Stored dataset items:
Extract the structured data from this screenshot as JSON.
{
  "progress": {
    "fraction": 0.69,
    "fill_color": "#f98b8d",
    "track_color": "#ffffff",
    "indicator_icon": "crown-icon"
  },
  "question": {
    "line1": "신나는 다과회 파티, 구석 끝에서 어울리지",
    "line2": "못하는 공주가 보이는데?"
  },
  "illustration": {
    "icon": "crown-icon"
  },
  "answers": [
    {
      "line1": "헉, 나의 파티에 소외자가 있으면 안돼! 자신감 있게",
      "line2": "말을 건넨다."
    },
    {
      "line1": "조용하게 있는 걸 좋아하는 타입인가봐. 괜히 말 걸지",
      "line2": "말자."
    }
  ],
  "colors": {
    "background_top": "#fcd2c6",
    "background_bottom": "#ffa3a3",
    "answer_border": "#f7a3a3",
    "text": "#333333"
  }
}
==
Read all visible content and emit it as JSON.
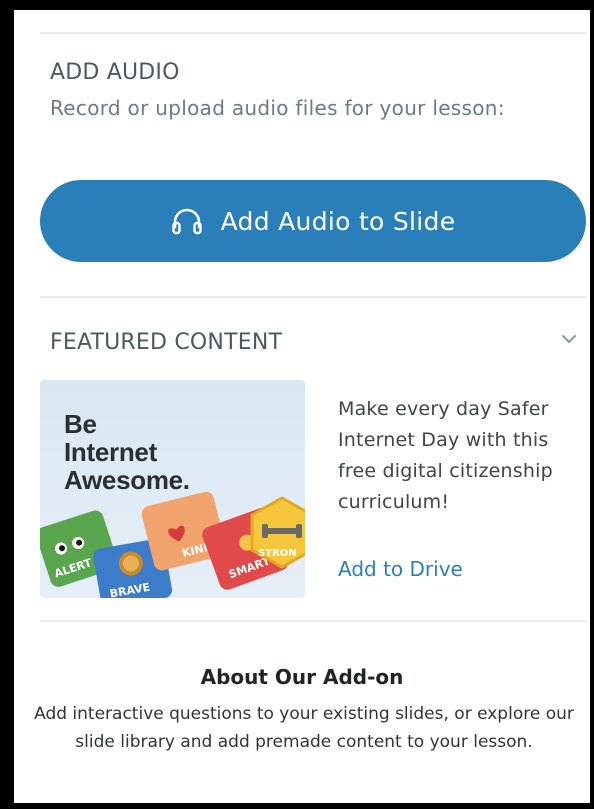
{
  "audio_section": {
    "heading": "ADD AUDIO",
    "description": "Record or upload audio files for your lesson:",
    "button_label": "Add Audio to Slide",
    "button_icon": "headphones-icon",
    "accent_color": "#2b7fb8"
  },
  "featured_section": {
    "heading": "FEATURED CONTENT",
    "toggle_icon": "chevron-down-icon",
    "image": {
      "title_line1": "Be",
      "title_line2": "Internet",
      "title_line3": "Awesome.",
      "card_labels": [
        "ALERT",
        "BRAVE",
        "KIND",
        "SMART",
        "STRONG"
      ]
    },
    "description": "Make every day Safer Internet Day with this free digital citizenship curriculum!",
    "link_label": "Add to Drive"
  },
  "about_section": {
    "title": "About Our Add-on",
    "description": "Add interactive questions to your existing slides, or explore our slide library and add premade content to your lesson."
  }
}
...
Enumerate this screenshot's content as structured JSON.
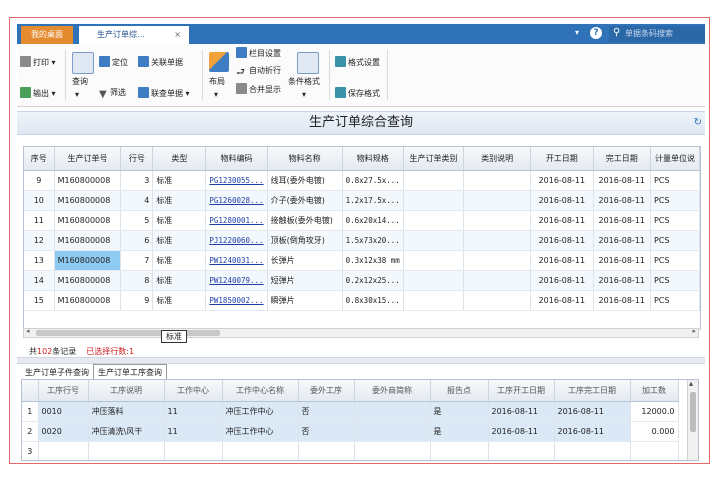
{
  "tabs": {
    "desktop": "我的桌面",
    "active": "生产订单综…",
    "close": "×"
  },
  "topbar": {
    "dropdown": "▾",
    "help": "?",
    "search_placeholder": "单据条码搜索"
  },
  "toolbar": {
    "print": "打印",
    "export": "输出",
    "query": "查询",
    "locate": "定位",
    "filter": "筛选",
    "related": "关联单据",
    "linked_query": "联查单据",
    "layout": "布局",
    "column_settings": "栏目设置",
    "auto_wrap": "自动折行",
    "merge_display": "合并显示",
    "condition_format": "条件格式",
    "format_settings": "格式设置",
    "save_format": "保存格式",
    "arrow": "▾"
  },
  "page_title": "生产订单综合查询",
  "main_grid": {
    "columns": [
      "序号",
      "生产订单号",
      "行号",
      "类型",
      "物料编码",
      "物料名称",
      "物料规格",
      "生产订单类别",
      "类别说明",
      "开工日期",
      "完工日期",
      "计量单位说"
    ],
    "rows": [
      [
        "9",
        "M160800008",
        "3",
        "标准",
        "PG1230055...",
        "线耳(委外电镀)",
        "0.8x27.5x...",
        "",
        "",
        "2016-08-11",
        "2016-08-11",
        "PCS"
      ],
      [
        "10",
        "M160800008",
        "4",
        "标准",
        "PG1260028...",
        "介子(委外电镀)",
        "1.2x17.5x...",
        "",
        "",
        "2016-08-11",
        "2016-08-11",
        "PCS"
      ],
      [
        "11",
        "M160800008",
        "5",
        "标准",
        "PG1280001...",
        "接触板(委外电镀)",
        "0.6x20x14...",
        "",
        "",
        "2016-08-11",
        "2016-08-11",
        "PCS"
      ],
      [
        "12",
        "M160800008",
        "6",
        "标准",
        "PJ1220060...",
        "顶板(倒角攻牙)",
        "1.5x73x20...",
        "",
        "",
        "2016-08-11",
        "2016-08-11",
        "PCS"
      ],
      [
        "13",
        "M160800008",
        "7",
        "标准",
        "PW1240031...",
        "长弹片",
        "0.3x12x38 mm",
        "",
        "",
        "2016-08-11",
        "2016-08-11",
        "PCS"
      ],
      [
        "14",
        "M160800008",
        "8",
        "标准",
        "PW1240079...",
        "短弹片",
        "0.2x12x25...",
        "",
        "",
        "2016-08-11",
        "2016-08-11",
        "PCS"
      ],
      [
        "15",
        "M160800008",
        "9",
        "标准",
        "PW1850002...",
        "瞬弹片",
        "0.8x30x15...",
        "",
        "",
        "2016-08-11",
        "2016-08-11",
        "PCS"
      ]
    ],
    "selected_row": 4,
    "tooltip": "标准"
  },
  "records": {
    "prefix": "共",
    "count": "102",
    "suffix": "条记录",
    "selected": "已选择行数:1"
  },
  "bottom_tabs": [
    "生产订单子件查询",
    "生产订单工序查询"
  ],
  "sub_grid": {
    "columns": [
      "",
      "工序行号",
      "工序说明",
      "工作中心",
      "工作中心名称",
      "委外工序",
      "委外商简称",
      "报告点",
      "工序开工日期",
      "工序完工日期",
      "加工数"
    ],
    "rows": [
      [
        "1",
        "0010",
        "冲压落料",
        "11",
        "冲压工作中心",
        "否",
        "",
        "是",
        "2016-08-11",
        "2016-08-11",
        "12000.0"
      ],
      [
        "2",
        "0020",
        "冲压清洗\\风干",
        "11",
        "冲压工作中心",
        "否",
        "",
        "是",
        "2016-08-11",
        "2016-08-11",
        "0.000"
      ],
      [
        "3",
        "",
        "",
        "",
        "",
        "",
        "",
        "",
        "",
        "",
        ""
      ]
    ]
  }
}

_WHAT YOU HAVE TO DO_: Your task is to gather every line with the word "crown" and copy it.

_SOLVED PROBLEM_:
    "indicator_icon": "crown-icon"
    "icon": "crown-icon"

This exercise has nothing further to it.